- _Requirement_:
Below is a block of records; repeat each one exactly.

- _Supplied records_:

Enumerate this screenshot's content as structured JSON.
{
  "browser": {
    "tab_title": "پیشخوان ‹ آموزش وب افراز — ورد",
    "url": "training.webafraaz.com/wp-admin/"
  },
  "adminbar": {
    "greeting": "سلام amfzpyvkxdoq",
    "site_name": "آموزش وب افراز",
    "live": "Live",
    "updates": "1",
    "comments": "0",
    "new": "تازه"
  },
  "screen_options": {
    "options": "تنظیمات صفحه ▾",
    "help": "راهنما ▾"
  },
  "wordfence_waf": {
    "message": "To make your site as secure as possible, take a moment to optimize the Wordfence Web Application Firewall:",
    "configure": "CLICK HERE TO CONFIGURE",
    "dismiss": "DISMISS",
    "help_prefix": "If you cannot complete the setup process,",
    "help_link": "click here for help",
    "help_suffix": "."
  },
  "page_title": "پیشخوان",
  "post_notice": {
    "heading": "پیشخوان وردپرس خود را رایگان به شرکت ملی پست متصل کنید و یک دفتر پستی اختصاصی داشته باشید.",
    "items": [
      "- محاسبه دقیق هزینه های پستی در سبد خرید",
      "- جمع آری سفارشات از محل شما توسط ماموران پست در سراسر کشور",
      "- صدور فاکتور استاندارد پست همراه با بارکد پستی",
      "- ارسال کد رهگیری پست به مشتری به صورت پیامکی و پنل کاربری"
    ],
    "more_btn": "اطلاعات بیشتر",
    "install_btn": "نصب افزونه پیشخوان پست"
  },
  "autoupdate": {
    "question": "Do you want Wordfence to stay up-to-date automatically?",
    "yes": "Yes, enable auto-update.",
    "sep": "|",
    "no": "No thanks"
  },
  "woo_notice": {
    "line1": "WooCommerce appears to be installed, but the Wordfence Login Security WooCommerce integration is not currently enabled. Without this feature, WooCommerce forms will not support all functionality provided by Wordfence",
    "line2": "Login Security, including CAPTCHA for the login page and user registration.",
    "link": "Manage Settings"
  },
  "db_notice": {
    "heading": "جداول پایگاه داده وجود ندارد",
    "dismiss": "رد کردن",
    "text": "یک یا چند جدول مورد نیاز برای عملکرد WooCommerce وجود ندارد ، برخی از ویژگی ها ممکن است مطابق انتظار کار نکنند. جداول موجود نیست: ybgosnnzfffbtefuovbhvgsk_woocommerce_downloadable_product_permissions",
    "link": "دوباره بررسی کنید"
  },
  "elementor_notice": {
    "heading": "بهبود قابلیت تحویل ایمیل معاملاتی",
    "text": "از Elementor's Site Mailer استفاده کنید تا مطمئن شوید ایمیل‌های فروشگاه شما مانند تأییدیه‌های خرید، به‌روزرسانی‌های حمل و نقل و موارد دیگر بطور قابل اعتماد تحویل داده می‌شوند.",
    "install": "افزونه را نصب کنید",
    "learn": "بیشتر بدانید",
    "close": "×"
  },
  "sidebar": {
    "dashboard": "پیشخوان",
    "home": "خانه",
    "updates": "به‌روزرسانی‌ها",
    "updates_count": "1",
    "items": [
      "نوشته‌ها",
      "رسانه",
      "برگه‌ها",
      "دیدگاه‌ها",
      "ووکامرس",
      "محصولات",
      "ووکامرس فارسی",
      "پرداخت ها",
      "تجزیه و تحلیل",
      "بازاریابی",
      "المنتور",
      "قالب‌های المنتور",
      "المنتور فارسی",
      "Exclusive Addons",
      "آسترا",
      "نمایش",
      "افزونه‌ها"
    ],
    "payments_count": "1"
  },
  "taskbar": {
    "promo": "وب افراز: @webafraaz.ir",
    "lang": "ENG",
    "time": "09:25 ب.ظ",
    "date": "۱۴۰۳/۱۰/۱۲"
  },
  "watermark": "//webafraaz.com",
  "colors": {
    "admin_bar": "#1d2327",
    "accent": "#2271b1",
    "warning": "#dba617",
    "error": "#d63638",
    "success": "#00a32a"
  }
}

- _Output for this task_:
Enumerate this screenshot's content as structured JSON.
{
  "browser": {
    "tab_title": "پیشخوان ‹ آموزش وب افراز — ورد",
    "url": "training.webafraaz.com/wp-admin/"
  },
  "adminbar": {
    "greeting": "سلام amfzpyvkxdoq",
    "site_name": "آموزش وب افراز",
    "live": "Live",
    "updates": "1",
    "comments": "0",
    "new": "تازه"
  },
  "screen_options": {
    "options": "تنظیمات صفحه ▾",
    "help": "راهنما ▾"
  },
  "wordfence_waf": {
    "message": "To make your site as secure as possible, take a moment to optimize the Wordfence Web Application Firewall:",
    "configure": "CLICK HERE TO CONFIGURE",
    "dismiss": "DISMISS",
    "help_prefix": "If you cannot complete the setup process,",
    "help_link": "click here for help",
    "help_suffix": "."
  },
  "page_title": "پیشخوان",
  "post_notice": {
    "heading": "پیشخوان وردپرس خود را رایگان به شرکت ملی پست متصل کنید و یک دفتر پستی اختصاصی داشته باشید.",
    "items": [
      "- محاسبه دقیق هزینه های پستی در سبد خرید",
      "- جمع آری سفارشات از محل شما توسط ماموران پست در سراسر کشور",
      "- صدور فاکتور استاندارد پست همراه با بارکد پستی",
      "- ارسال کد رهگیری پست به مشتری به صورت پیامکی و پنل کاربری"
    ],
    "more_btn": "اطلاعات بیشتر",
    "install_btn": "نصب افزونه پیشخوان پست"
  },
  "autoupdate": {
    "question": "Do you want Wordfence to stay up-to-date automatically?",
    "yes": "Yes, enable auto-update.",
    "sep": "|",
    "no": "No thanks"
  },
  "woo_notice": {
    "line1": "WooCommerce appears to be installed, but the Wordfence Login Security WooCommerce integration is not currently enabled. Without this feature, WooCommerce forms will not support all functionality provided by Wordfence",
    "line2": "Login Security, including CAPTCHA for the login page and user registration.",
    "link": "Manage Settings"
  },
  "db_notice": {
    "heading": "جداول پایگاه داده وجود ندارد",
    "dismiss": "رد کردن",
    "text": "یک یا چند جدول مورد نیاز برای عملکرد WooCommerce وجود ندارد ، برخی از ویژگی ها ممکن است مطابق انتظار کار نکنند. جداول موجود نیست: ybgosnnzfffbtefuovbhvgsk_woocommerce_downloadable_product_permissions",
    "link": "دوباره بررسی کنید"
  },
  "elementor_notice": {
    "heading": "بهبود قابلیت تحویل ایمیل معاملاتی",
    "text": "از Elementor's Site Mailer استفاده کنید تا مطمئن شوید ایمیل‌های فروشگاه شما مانند تأییدیه‌های خرید، به‌روزرسانی‌های حمل و نقل و موارد دیگر بطور قابل اعتماد تحویل داده می‌شوند.",
    "install": "افزونه را نصب کنید",
    "learn": "بیشتر بدانید",
    "close": "×"
  },
  "sidebar": {
    "dashboard": "پیشخوان",
    "home": "خانه",
    "updates": "به‌روزرسانی‌ها",
    "updates_count": "1",
    "items": [
      "نوشته‌ها",
      "رسانه",
      "برگه‌ها",
      "دیدگاه‌ها",
      "ووکامرس",
      "محصولات",
      "ووکامرس فارسی",
      "پرداخت ها",
      "تجزیه و تحلیل",
      "بازاریابی",
      "المنتور",
      "قالب‌های المنتور",
      "المنتور فارسی",
      "Exclusive Addons",
      "آسترا",
      "نمایش",
      "افزونه‌ها"
    ],
    "payments_count": "1"
  },
  "taskbar": {
    "promo": "وب افراز: @webafraaz.ir",
    "lang": "ENG",
    "time": "09:25 ب.ظ",
    "date": "۱۴۰۳/۱۰/۱۲"
  },
  "watermark": "//webafraaz.com",
  "colors": {
    "admin_bar": "#1d2327",
    "accent": "#2271b1",
    "warning": "#dba617",
    "error": "#d63638",
    "success": "#00a32a"
  }
}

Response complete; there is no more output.